# Written task
Transcribe all of the records word for word, but omit the pictures.

# Task material
╔══

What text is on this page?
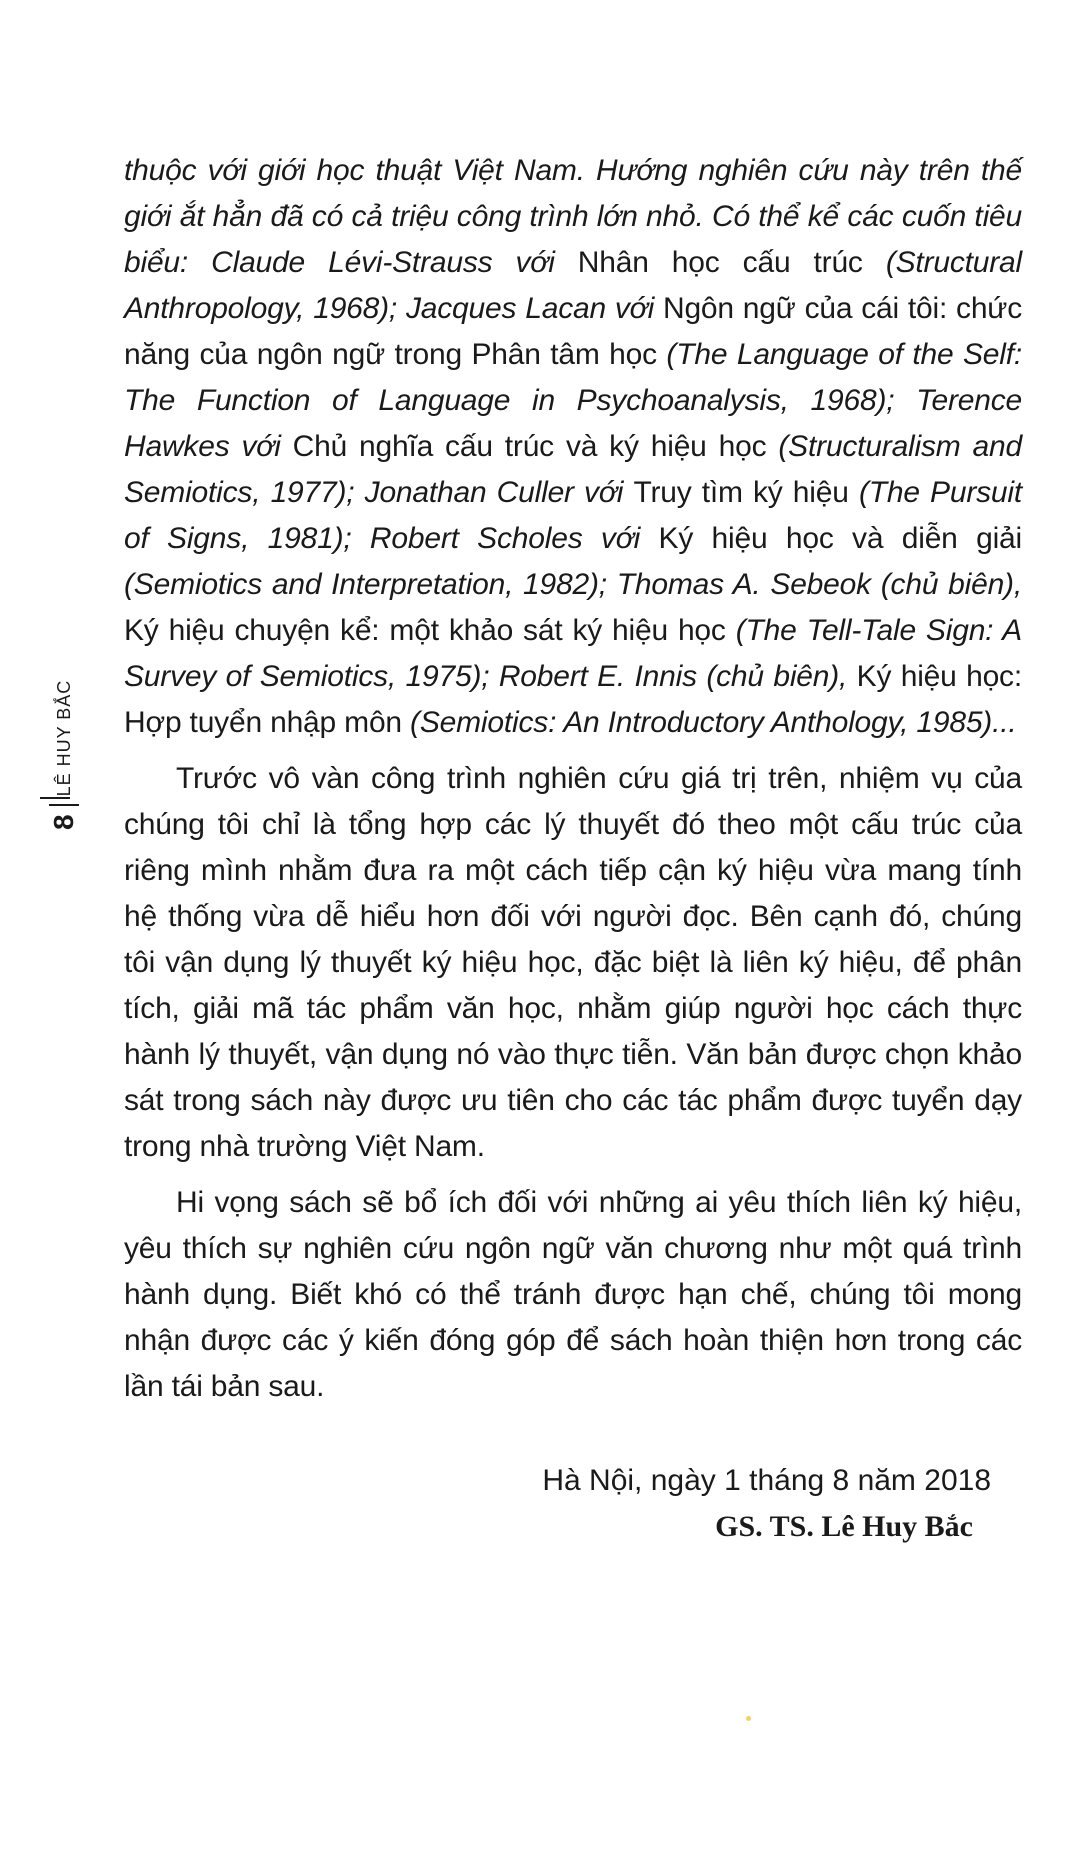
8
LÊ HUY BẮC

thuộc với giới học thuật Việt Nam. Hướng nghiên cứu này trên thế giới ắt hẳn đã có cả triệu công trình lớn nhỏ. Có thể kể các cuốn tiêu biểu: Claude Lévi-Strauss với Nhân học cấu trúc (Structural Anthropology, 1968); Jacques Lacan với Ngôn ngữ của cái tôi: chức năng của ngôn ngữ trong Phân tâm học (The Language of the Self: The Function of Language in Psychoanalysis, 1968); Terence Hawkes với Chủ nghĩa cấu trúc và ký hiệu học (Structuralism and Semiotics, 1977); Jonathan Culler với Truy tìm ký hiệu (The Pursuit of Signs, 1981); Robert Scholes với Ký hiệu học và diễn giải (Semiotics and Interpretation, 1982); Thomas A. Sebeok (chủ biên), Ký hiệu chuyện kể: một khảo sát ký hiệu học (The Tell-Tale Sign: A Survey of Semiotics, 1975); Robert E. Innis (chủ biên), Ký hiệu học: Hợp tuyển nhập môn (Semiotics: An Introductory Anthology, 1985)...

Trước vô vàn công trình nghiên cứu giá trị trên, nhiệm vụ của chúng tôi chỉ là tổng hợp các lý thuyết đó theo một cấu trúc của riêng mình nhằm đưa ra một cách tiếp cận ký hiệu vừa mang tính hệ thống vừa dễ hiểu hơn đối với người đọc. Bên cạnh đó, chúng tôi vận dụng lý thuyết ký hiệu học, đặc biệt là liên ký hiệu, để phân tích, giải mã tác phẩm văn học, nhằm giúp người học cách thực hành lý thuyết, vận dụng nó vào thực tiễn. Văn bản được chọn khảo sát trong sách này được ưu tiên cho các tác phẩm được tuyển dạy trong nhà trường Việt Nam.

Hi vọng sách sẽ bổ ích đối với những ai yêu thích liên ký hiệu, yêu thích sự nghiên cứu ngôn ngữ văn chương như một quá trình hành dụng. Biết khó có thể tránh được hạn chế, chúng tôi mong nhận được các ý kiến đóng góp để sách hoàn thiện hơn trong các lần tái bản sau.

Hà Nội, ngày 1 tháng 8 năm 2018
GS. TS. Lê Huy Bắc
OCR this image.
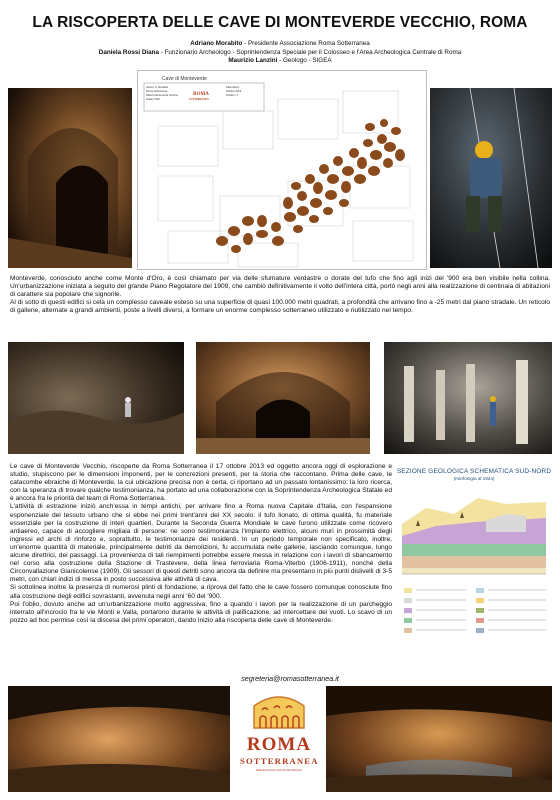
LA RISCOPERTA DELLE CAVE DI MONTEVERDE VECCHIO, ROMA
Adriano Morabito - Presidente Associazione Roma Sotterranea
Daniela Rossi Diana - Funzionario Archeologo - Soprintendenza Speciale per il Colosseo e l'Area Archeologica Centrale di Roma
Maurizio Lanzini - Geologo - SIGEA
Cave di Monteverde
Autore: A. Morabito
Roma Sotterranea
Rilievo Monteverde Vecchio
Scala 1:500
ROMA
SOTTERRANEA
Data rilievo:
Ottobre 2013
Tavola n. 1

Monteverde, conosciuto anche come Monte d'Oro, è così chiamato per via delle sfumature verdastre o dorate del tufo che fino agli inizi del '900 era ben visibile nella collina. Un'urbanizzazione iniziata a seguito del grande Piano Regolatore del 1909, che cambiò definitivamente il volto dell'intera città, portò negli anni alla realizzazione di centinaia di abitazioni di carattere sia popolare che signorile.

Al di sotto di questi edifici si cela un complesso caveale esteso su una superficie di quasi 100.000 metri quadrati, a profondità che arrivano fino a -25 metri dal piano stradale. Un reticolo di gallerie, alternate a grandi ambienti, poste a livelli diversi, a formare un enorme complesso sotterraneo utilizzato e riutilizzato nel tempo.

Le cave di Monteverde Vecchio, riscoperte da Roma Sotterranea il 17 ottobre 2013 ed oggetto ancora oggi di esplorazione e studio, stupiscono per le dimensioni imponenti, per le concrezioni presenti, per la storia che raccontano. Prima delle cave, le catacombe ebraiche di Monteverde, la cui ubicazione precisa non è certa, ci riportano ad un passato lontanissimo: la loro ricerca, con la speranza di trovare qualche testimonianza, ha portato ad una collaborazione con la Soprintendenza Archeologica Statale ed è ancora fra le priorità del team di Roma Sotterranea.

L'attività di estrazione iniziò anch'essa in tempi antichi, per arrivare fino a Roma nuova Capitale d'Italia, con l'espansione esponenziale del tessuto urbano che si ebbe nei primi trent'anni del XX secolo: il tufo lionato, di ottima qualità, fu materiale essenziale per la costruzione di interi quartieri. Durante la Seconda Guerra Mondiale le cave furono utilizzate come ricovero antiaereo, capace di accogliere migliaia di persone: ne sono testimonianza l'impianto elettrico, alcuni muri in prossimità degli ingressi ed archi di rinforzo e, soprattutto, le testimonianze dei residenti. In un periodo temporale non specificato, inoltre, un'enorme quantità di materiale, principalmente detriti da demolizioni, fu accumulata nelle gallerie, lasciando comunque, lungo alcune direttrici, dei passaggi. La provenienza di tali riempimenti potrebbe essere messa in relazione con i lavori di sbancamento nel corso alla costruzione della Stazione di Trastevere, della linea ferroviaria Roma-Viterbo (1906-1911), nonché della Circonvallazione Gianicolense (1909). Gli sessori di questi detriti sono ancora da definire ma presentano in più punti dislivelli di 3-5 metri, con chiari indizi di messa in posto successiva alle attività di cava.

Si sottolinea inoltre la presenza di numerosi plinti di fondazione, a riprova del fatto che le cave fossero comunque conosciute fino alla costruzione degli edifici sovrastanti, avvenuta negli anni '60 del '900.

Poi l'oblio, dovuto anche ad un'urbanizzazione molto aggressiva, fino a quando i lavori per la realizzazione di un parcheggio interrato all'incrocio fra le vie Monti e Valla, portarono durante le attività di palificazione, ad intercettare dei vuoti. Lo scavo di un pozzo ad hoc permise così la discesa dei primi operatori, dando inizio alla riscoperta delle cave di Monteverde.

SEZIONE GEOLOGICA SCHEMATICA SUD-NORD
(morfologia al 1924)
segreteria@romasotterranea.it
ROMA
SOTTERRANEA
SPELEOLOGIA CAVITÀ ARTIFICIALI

╚══

# Full response
What text is on this page?
8
LÊ HUY BẮC

thuộc với giới học thuật Việt Nam. Hướng nghiên cứu này trên thế giới ắt hẳn đã có cả triệu công trình lớn nhỏ. Có thể kể các cuốn tiêu biểu: Claude Lévi-Strauss với Nhân học cấu trúc (Structural Anthropology, 1968); Jacques Lacan với Ngôn ngữ của cái tôi: chức năng của ngôn ngữ trong Phân tâm học (The Language of the Self: The Function of Language in Psychoanalysis, 1968); Terence Hawkes với Chủ nghĩa cấu trúc và ký hiệu học (Structuralism and Semiotics, 1977); Jonathan Culler với Truy tìm ký hiệu (The Pursuit of Signs, 1981); Robert Scholes với Ký hiệu học và diễn giải (Semiotics and Interpretation, 1982); Thomas A. Sebeok (chủ biên), Ký hiệu chuyện kể: một khảo sát ký hiệu học (The Tell-Tale Sign: A Survey of Semiotics, 1975); Robert E. Innis (chủ biên), Ký hiệu học: Hợp tuyển nhập môn (Semiotics: An Introductory Anthology, 1985)...

Trước vô vàn công trình nghiên cứu giá trị trên, nhiệm vụ của chúng tôi chỉ là tổng hợp các lý thuyết đó theo một cấu trúc của riêng mình nhằm đưa ra một cách tiếp cận ký hiệu vừa mang tính hệ thống vừa dễ hiểu hơn đối với người đọc. Bên cạnh đó, chúng tôi vận dụng lý thuyết ký hiệu học, đặc biệt là liên ký hiệu, để phân tích, giải mã tác phẩm văn học, nhằm giúp người học cách thực hành lý thuyết, vận dụng nó vào thực tiễn. Văn bản được chọn khảo sát trong sách này được ưu tiên cho các tác phẩm được tuyển dạy trong nhà trường Việt Nam.

Hi vọng sách sẽ bổ ích đối với những ai yêu thích liên ký hiệu, yêu thích sự nghiên cứu ngôn ngữ văn chương như một quá trình hành dụng. Biết khó có thể tránh được hạn chế, chúng tôi mong nhận được các ý kiến đóng góp để sách hoàn thiện hơn trong các lần tái bản sau.

Hà Nội, ngày 1 tháng 8 năm 2018
GS. TS. Lê Huy Bắc
OCR this image.
LA RISCOPERTA DELLE CAVE DI MONTEVERDE VECCHIO, ROMA
Adriano Morabito - Presidente Associazione Roma Sotterranea
Daniela Rossi Diana - Funzionario Archeologo - Soprintendenza Speciale per il Colosseo e l'Area Archeologica Centrale di Roma
Maurizio Lanzini - Geologo - SIGEA
Cave di Monteverde
Autore: A. Morabito
Roma Sotterranea
Rilievo Monteverde Vecchio
Scala 1:500
ROMA
SOTTERRANEA
Data rilievo:
Ottobre 2013
Tavola n. 1

Monteverde, conosciuto anche come Monte d'Oro, è così chiamato per via delle sfumature verdastre o dorate del tufo che fino agli inizi del '900 era ben visibile nella collina. Un'urbanizzazione iniziata a seguito del grande Piano Regolatore del 1909, che cambiò definitivamente il volto dell'intera città, portò negli anni alla realizzazione di centinaia di abitazioni di carattere sia popolare che signorile.

Al di sotto di questi edifici si cela un complesso caveale esteso su una superficie di quasi 100.000 metri quadrati, a profondità che arrivano fino a -25 metri dal piano stradale. Un reticolo di gallerie, alternate a grandi ambienti, poste a livelli diversi, a formare un enorme complesso sotterraneo utilizzato e riutilizzato nel tempo.

Le cave di Monteverde Vecchio, riscoperte da Roma Sotterranea il 17 ottobre 2013 ed oggetto ancora oggi di esplorazione e studio, stupiscono per le dimensioni imponenti, per le concrezioni presenti, per la storia che raccontano. Prima delle cave, le catacombe ebraiche di Monteverde, la cui ubicazione precisa non è certa, ci riportano ad un passato lontanissimo: la loro ricerca, con la speranza di trovare qualche testimonianza, ha portato ad una collaborazione con la Soprintendenza Archeologica Statale ed è ancora fra le priorità del team di Roma Sotterranea.

L'attività di estrazione iniziò anch'essa in tempi antichi, per arrivare fino a Roma nuova Capitale d'Italia, con l'espansione esponenziale del tessuto urbano che si ebbe nei primi trent'anni del XX secolo: il tufo lionato, di ottima qualità, fu materiale essenziale per la costruzione di interi quartieri. Durante la Seconda Guerra Mondiale le cave furono utilizzate come ricovero antiaereo, capace di accogliere migliaia di persone: ne sono testimonianza l'impianto elettrico, alcuni muri in prossimità degli ingressi ed archi di rinforzo e, soprattutto, le testimonianze dei residenti. In un periodo temporale non specificato, inoltre, un'enorme quantità di materiale, principalmente detriti da demolizioni, fu accumulata nelle gallerie, lasciando comunque, lungo alcune direttrici, dei passaggi. La provenienza di tali riempimenti potrebbe essere messa in relazione con i lavori di sbancamento nel corso alla costruzione della Stazione di Trastevere, della linea ferroviaria Roma-Viterbo (1906-1911), nonché della Circonvallazione Gianicolense (1909). Gli sessori di questi detriti sono ancora da definire ma presentano in più punti dislivelli di 3-5 metri, con chiari indizi di messa in posto successiva alle attività di cava.

Si sottolinea inoltre la presenza di numerosi plinti di fondazione, a riprova del fatto che le cave fossero comunque conosciute fino alla costruzione degli edifici sovrastanti, avvenuta negli anni '60 del '900.

Poi l'oblio, dovuto anche ad un'urbanizzazione molto aggressiva, fino a quando i lavori per la realizzazione di un parcheggio interrato all'incrocio fra le vie Monti e Valla, portarono durante le attività di palificazione, ad intercettare dei vuoti. Lo scavo di un pozzo ad hoc permise così la discesa dei primi operatori, dando inizio alla riscoperta delle cave di Monteverde.

SEZIONE GEOLOGICA SCHEMATICA SUD-NORD
(morfologia al 1924)
segreteria@romasotterranea.it
ROMA
SOTTERRANEA
SPELEOLOGIA CAVITÀ ARTIFICIALI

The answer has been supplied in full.